> [Your task]:
Transcribe the listing below word for word.

[Stored data]
========

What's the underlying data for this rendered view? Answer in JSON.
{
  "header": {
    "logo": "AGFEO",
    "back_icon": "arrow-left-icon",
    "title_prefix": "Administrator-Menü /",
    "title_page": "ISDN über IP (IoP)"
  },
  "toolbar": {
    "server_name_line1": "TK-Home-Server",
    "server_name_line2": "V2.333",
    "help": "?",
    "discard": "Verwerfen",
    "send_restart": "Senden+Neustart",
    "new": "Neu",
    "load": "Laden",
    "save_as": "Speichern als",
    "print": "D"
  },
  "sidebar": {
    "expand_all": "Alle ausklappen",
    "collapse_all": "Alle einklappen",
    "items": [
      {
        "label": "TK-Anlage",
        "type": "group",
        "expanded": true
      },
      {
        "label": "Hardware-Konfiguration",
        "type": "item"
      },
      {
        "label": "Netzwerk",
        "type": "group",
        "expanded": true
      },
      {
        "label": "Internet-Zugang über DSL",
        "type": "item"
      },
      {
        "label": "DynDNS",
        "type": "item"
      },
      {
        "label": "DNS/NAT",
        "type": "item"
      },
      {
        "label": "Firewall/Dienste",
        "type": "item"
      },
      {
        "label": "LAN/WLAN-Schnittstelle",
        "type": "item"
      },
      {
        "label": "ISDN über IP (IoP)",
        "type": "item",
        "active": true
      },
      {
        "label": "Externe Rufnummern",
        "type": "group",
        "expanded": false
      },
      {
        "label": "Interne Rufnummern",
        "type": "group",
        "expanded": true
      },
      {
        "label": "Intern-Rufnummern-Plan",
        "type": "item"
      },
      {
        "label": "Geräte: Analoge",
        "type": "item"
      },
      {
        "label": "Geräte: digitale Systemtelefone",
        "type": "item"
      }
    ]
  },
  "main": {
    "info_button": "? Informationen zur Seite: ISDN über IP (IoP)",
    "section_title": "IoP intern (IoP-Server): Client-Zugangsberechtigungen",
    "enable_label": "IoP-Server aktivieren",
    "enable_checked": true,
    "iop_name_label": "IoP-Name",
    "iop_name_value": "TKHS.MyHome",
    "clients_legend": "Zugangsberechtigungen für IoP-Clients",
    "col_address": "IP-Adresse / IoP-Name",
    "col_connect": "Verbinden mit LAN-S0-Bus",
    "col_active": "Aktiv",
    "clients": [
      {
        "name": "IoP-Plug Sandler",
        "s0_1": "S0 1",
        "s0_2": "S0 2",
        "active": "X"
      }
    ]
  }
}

========

> [Result of the exercise]:
What's the underlying data for this rendered view? Answer in JSON.
{
  "header": {
    "logo": "AGFEO",
    "back_icon": "arrow-left-icon",
    "title_prefix": "Administrator-Menü /",
    "title_page": "ISDN über IP (IoP)"
  },
  "toolbar": {
    "server_name_line1": "TK-Home-Server",
    "server_name_line2": "V2.333",
    "help": "?",
    "discard": "Verwerfen",
    "send_restart": "Senden+Neustart",
    "new": "Neu",
    "load": "Laden",
    "save_as": "Speichern als",
    "print": "D"
  },
  "sidebar": {
    "expand_all": "Alle ausklappen",
    "collapse_all": "Alle einklappen",
    "items": [
      {
        "label": "TK-Anlage",
        "type": "group",
        "expanded": true
      },
      {
        "label": "Hardware-Konfiguration",
        "type": "item"
      },
      {
        "label": "Netzwerk",
        "type": "group",
        "expanded": true
      },
      {
        "label": "Internet-Zugang über DSL",
        "type": "item"
      },
      {
        "label": "DynDNS",
        "type": "item"
      },
      {
        "label": "DNS/NAT",
        "type": "item"
      },
      {
        "label": "Firewall/Dienste",
        "type": "item"
      },
      {
        "label": "LAN/WLAN-Schnittstelle",
        "type": "item"
      },
      {
        "label": "ISDN über IP (IoP)",
        "type": "item",
        "active": true
      },
      {
        "label": "Externe Rufnummern",
        "type": "group",
        "expanded": false
      },
      {
        "label": "Interne Rufnummern",
        "type": "group",
        "expanded": true
      },
      {
        "label": "Intern-Rufnummern-Plan",
        "type": "item"
      },
      {
        "label": "Geräte: Analoge",
        "type": "item"
      },
      {
        "label": "Geräte: digitale Systemtelefone",
        "type": "item"
      }
    ]
  },
  "main": {
    "info_button": "? Informationen zur Seite: ISDN über IP (IoP)",
    "section_title": "IoP intern (IoP-Server): Client-Zugangsberechtigungen",
    "enable_label": "IoP-Server aktivieren",
    "enable_checked": true,
    "iop_name_label": "IoP-Name",
    "iop_name_value": "TKHS.MyHome",
    "clients_legend": "Zugangsberechtigungen für IoP-Clients",
    "col_address": "IP-Adresse / IoP-Name",
    "col_connect": "Verbinden mit LAN-S0-Bus",
    "col_active": "Aktiv",
    "clients": [
      {
        "name": "IoP-Plug Sandler",
        "s0_1": "S0 1",
        "s0_2": "S0 2",
        "active": "X"
      }
    ]
  }
}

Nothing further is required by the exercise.